• [Data to use]:
------

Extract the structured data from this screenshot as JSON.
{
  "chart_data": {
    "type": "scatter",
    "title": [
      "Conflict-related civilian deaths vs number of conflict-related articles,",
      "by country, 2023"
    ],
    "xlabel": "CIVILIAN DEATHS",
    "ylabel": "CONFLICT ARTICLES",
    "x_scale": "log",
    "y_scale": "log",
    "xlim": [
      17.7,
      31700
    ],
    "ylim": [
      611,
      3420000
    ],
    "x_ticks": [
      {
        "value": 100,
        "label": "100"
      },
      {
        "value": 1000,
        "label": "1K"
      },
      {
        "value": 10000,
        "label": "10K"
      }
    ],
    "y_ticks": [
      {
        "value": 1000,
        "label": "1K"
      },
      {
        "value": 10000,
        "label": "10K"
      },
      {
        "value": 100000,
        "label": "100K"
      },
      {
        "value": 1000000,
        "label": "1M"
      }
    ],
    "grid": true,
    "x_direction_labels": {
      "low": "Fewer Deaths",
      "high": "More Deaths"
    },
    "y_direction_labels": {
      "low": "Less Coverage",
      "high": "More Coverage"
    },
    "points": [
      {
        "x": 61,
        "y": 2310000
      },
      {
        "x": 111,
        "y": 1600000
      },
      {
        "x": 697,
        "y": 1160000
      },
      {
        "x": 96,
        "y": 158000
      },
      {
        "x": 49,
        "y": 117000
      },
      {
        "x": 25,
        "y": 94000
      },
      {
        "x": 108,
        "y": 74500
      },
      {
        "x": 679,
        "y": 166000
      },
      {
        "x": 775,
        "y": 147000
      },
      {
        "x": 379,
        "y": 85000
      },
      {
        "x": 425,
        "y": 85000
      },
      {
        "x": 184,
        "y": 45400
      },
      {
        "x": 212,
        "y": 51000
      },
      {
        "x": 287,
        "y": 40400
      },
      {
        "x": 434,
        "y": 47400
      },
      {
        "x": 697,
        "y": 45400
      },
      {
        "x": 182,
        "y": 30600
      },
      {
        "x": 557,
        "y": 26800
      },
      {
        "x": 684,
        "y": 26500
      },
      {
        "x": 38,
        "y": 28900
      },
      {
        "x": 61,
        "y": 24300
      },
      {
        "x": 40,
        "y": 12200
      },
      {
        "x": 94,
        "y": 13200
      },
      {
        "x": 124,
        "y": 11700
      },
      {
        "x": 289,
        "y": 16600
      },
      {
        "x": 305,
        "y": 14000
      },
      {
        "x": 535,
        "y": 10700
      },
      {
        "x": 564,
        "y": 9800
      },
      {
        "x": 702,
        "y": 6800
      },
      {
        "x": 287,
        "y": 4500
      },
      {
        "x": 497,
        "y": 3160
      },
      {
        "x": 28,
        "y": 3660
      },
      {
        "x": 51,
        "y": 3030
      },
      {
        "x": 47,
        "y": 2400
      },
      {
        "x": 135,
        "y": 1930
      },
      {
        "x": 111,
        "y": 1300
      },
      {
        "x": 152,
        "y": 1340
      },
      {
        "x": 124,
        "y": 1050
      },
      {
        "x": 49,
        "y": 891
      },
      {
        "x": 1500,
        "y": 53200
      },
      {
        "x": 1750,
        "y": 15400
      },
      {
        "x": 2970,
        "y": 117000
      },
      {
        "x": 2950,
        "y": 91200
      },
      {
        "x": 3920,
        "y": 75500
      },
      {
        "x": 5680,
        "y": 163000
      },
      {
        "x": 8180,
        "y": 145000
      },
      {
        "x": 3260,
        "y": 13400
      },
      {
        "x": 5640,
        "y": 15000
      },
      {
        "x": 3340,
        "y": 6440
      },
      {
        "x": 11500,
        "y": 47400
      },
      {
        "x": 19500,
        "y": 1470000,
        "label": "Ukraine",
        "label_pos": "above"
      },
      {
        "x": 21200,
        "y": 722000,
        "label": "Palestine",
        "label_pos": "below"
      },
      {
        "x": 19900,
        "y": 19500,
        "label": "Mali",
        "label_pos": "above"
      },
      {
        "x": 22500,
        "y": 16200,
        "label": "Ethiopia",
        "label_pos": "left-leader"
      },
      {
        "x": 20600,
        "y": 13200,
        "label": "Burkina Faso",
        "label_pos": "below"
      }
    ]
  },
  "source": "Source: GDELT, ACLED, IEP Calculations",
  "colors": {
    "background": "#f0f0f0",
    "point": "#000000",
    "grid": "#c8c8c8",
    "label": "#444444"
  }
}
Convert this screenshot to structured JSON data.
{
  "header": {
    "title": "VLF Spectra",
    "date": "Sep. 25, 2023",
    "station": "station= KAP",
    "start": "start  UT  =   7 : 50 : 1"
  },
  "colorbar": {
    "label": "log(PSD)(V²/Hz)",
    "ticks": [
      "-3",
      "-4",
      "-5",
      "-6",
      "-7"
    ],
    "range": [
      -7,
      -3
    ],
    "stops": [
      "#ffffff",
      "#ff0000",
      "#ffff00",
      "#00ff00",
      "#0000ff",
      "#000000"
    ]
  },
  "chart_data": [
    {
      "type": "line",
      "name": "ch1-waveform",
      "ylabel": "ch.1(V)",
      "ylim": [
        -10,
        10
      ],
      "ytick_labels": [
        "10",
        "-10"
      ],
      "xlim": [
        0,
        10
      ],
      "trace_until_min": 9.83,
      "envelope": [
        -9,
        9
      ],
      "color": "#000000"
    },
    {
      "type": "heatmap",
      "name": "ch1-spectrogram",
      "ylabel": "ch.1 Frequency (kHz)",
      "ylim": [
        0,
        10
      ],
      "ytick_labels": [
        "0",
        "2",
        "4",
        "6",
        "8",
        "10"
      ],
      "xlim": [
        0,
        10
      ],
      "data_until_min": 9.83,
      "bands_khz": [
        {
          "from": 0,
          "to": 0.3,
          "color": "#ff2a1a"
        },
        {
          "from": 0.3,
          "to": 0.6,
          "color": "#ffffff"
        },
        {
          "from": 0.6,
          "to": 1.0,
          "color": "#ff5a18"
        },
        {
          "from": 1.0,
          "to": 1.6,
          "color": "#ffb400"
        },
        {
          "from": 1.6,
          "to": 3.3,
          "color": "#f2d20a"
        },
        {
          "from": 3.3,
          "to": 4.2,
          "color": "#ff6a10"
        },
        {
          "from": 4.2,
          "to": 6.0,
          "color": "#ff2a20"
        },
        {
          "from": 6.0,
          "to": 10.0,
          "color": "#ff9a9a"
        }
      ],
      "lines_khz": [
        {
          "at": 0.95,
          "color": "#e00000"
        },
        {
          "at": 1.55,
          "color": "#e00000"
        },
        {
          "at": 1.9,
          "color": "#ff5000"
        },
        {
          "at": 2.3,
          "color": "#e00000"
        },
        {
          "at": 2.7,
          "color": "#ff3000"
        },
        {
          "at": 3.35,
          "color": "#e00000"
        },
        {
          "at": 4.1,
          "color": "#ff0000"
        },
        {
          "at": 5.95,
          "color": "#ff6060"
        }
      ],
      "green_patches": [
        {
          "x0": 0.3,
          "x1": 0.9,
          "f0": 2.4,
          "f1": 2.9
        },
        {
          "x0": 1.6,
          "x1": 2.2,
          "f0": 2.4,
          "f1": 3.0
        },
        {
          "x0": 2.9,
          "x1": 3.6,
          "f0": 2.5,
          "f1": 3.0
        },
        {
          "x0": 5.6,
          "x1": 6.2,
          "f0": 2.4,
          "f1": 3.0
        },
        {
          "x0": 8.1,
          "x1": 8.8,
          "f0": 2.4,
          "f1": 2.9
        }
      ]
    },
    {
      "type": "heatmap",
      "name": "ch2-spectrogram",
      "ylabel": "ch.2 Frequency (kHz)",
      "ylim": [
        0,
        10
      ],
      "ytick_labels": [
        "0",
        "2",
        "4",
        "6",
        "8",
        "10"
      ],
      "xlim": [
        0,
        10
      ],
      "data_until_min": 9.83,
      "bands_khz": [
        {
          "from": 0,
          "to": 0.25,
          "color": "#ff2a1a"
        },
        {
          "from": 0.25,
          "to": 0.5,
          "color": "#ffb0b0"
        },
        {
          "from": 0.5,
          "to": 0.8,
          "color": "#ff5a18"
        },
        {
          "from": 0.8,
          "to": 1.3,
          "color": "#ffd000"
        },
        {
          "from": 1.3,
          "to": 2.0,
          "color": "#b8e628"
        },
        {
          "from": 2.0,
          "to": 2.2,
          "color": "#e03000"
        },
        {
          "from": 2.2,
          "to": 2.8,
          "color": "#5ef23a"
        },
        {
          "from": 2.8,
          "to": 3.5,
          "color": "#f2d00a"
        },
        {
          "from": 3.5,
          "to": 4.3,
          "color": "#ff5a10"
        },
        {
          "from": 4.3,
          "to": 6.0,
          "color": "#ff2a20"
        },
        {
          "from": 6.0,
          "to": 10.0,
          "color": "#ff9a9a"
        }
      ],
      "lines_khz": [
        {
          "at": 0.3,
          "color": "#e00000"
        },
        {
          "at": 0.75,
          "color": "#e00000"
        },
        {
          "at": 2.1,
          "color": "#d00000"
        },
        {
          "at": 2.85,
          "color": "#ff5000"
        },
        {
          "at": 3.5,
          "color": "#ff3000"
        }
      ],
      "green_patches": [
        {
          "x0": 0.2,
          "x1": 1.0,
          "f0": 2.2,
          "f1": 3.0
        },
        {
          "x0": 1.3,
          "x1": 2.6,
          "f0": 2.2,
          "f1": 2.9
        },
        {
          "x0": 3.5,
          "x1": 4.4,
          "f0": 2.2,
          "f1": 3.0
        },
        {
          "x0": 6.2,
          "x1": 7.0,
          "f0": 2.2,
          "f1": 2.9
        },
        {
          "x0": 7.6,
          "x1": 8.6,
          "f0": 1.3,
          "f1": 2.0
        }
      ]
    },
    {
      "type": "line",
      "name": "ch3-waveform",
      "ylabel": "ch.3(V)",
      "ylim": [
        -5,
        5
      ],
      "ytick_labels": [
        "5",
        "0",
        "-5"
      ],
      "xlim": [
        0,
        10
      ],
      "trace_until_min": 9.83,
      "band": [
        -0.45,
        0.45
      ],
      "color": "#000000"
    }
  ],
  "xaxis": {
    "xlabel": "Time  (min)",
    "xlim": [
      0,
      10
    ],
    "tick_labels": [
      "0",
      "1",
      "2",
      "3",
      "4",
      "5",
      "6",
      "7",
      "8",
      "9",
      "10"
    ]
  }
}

------

• [Written problem]:
Find and copy every line in the entries above where the string "this" occurs.

• [Final result]:
Extract the structured data from this screenshot as JSON.
Convert this screenshot to structured JSON data.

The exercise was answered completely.